> **WHAT IS NEEDED**
Which lines hold the word "enim"? Show each of them.

= = = =

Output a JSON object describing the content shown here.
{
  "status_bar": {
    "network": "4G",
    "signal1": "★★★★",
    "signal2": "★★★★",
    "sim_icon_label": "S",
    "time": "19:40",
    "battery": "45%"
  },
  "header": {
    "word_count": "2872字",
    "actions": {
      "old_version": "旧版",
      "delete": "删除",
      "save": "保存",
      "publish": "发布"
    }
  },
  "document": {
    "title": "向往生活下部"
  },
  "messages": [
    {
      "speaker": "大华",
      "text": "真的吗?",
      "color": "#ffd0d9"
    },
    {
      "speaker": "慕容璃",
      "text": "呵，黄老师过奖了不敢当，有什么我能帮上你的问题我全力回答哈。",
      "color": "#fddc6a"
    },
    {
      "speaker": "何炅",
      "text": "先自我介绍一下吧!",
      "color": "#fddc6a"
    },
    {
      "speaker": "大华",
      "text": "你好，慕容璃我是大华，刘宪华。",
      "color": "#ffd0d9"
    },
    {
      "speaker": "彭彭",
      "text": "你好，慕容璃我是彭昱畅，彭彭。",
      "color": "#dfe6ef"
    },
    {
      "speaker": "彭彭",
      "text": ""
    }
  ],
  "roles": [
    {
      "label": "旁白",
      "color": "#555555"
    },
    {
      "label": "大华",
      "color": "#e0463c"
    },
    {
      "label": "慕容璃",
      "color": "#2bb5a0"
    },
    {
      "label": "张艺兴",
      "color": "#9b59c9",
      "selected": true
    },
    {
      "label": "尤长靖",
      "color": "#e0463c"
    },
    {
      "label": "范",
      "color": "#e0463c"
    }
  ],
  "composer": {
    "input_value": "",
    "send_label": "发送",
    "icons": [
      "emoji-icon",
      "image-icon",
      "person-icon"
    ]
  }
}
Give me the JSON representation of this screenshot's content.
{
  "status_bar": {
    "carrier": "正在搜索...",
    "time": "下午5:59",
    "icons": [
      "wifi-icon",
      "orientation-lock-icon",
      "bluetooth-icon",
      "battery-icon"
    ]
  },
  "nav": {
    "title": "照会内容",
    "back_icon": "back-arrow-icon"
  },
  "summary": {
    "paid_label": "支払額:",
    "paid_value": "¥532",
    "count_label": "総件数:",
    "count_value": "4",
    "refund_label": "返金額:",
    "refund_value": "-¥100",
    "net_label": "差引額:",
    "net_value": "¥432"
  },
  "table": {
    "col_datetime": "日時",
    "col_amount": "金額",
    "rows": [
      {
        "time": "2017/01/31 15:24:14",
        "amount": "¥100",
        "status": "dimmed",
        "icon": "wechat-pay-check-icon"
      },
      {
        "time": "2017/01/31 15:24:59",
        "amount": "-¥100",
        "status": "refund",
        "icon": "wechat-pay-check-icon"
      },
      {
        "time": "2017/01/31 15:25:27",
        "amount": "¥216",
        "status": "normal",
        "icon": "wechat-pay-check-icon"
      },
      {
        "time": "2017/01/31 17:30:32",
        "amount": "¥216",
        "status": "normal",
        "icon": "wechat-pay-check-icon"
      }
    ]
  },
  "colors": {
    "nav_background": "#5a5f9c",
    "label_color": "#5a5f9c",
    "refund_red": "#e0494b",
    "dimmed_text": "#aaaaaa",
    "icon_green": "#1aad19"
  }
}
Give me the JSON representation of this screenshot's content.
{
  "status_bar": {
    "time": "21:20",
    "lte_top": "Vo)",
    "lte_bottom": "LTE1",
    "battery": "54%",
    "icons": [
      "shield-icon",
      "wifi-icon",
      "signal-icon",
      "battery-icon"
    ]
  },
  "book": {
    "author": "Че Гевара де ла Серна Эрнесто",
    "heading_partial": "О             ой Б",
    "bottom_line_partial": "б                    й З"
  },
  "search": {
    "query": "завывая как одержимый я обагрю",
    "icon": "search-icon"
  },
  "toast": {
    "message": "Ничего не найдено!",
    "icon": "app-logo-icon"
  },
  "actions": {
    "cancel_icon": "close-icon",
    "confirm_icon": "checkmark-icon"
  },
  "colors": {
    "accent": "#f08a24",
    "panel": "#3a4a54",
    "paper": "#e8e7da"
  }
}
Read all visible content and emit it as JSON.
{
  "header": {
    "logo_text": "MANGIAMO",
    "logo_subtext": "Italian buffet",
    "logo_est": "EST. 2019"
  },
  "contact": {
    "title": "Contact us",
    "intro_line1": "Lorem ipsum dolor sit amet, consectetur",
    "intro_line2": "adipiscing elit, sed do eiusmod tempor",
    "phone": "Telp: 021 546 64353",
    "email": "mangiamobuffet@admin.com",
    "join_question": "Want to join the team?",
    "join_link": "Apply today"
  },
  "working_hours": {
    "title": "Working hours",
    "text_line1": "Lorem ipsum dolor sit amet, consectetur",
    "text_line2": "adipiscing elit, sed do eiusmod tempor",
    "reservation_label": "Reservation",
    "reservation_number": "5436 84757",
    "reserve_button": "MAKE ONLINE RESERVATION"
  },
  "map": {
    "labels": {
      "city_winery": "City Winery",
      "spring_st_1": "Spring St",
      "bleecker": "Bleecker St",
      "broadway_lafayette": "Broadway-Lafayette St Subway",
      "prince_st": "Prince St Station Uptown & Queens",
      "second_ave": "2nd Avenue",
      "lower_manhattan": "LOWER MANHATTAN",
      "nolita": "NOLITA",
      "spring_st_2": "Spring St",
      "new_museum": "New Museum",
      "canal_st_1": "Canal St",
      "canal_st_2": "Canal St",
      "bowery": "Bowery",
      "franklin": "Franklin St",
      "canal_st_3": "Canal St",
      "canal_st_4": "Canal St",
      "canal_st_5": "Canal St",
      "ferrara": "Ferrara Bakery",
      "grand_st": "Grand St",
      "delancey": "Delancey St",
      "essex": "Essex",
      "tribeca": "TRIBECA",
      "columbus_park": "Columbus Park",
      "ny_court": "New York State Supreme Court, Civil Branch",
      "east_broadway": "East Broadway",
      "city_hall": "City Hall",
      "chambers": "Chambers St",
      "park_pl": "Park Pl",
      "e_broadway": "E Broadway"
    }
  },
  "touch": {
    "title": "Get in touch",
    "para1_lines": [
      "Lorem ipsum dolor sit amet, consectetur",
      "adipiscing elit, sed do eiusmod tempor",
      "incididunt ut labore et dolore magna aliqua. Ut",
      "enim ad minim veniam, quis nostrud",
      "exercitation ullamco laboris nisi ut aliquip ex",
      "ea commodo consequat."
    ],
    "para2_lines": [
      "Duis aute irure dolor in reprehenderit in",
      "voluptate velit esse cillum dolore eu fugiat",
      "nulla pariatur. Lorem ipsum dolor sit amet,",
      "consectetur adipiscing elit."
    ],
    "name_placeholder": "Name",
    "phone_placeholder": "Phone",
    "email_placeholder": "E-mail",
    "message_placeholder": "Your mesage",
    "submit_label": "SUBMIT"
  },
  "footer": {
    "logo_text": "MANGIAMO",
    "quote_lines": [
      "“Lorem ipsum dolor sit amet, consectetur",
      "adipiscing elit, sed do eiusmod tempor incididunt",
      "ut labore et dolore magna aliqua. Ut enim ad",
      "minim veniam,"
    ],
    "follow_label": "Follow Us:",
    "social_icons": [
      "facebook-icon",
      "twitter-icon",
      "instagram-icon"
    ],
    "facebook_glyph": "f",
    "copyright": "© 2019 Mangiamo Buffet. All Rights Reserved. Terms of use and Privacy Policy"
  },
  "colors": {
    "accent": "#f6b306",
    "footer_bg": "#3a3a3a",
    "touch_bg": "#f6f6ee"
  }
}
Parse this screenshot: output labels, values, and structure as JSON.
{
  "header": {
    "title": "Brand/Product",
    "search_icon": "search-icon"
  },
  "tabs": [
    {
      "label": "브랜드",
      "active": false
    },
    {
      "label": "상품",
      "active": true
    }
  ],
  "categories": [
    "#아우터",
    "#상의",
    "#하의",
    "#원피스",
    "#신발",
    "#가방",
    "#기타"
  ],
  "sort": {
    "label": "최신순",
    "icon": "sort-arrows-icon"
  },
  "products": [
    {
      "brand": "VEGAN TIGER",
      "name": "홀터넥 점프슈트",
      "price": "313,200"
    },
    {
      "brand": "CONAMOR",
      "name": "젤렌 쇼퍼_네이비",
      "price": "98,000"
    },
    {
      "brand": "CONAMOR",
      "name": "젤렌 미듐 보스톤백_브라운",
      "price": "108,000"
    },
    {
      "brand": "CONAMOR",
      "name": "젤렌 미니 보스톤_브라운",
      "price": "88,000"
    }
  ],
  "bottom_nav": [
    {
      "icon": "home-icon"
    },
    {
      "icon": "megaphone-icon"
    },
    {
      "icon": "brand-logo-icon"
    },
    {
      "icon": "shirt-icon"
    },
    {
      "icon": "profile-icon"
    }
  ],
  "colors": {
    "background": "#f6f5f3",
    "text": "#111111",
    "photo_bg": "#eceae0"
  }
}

= = = =

> **TASK RESPONSE**
      "enim ad minim veniam, quis nostrud",
      "ut labore et dolore magna aliqua. Ut enim ad",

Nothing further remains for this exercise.